Extracted data entries:
* * * * *

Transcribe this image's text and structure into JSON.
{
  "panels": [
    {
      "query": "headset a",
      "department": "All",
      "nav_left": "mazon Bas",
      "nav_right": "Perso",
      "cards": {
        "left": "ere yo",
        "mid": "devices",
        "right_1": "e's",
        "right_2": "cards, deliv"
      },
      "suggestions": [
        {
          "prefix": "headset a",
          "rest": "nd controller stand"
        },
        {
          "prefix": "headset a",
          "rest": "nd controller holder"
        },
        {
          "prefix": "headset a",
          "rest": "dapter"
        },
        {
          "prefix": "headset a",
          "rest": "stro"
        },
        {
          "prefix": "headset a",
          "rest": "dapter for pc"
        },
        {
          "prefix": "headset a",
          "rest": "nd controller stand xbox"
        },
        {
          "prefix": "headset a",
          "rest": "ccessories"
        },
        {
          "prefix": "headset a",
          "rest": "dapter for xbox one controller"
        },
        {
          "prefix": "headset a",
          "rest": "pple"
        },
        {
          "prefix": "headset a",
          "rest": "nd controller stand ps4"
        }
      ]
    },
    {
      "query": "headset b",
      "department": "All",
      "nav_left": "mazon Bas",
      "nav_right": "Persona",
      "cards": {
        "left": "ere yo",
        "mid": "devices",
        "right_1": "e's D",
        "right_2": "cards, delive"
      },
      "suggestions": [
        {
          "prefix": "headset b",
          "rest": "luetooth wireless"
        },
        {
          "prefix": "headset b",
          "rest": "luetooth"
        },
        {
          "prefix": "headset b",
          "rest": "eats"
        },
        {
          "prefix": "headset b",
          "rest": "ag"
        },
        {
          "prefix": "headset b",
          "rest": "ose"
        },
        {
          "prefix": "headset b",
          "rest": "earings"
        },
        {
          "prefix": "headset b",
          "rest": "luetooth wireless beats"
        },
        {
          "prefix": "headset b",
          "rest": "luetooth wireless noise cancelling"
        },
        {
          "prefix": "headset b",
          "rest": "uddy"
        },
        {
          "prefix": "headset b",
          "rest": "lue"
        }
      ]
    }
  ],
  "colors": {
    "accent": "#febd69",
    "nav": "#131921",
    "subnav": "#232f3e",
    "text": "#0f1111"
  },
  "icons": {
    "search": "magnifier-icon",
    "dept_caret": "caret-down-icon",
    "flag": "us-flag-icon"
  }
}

* * * * *

What is asked: Go through the records above and set each one down exactly, please.

Response:
Transcribe this image's text and structure into JSON.
{
  "panels": [
    {
      "query": "headset a",
      "department": "All",
      "nav_left": "mazon Bas",
      "nav_right": "Perso",
      "cards": {
        "left": "ere yo",
        "mid": "devices",
        "right_1": "e's",
        "right_2": "cards, deliv"
      },
      "suggestions": [
        {
          "prefix": "headset a",
          "rest": "nd controller stand"
        },
        {
          "prefix": "headset a",
          "rest": "nd controller holder"
        },
        {
          "prefix": "headset a",
          "rest": "dapter"
        },
        {
          "prefix": "headset a",
          "rest": "stro"
        },
        {
          "prefix": "headset a",
          "rest": "dapter for pc"
        },
        {
          "prefix": "headset a",
          "rest": "nd controller stand xbox"
        },
        {
          "prefix": "headset a",
          "rest": "ccessories"
        },
        {
          "prefix": "headset a",
          "rest": "dapter for xbox one controller"
        },
        {
          "prefix": "headset a",
          "rest": "pple"
        },
        {
          "prefix": "headset a",
          "rest": "nd controller stand ps4"
        }
      ]
    },
    {
      "query": "headset b",
      "department": "All",
      "nav_left": "mazon Bas",
      "nav_right": "Persona",
      "cards": {
        "left": "ere yo",
        "mid": "devices",
        "right_1": "e's D",
        "right_2": "cards, delive"
      },
      "suggestions": [
        {
          "prefix": "headset b",
          "rest": "luetooth wireless"
        },
        {
          "prefix": "headset b",
          "rest": "luetooth"
        },
        {
          "prefix": "headset b",
          "rest": "eats"
        },
        {
          "prefix": "headset b",
          "rest": "ag"
        },
        {
          "prefix": "headset b",
          "rest": "ose"
        },
        {
          "prefix": "headset b",
          "rest": "earings"
        },
        {
          "prefix": "headset b",
          "rest": "luetooth wireless beats"
        },
        {
          "prefix": "headset b",
          "rest": "luetooth wireless noise cancelling"
        },
        {
          "prefix": "headset b",
          "rest": "uddy"
        },
        {
          "prefix": "headset b",
          "rest": "lue"
        }
      ]
    }
  ],
  "colors": {
    "accent": "#febd69",
    "nav": "#131921",
    "subnav": "#232f3e",
    "text": "#0f1111"
  },
  "icons": {
    "search": "magnifier-icon",
    "dept_caret": "caret-down-icon",
    "flag": "us-flag-icon"
  }
}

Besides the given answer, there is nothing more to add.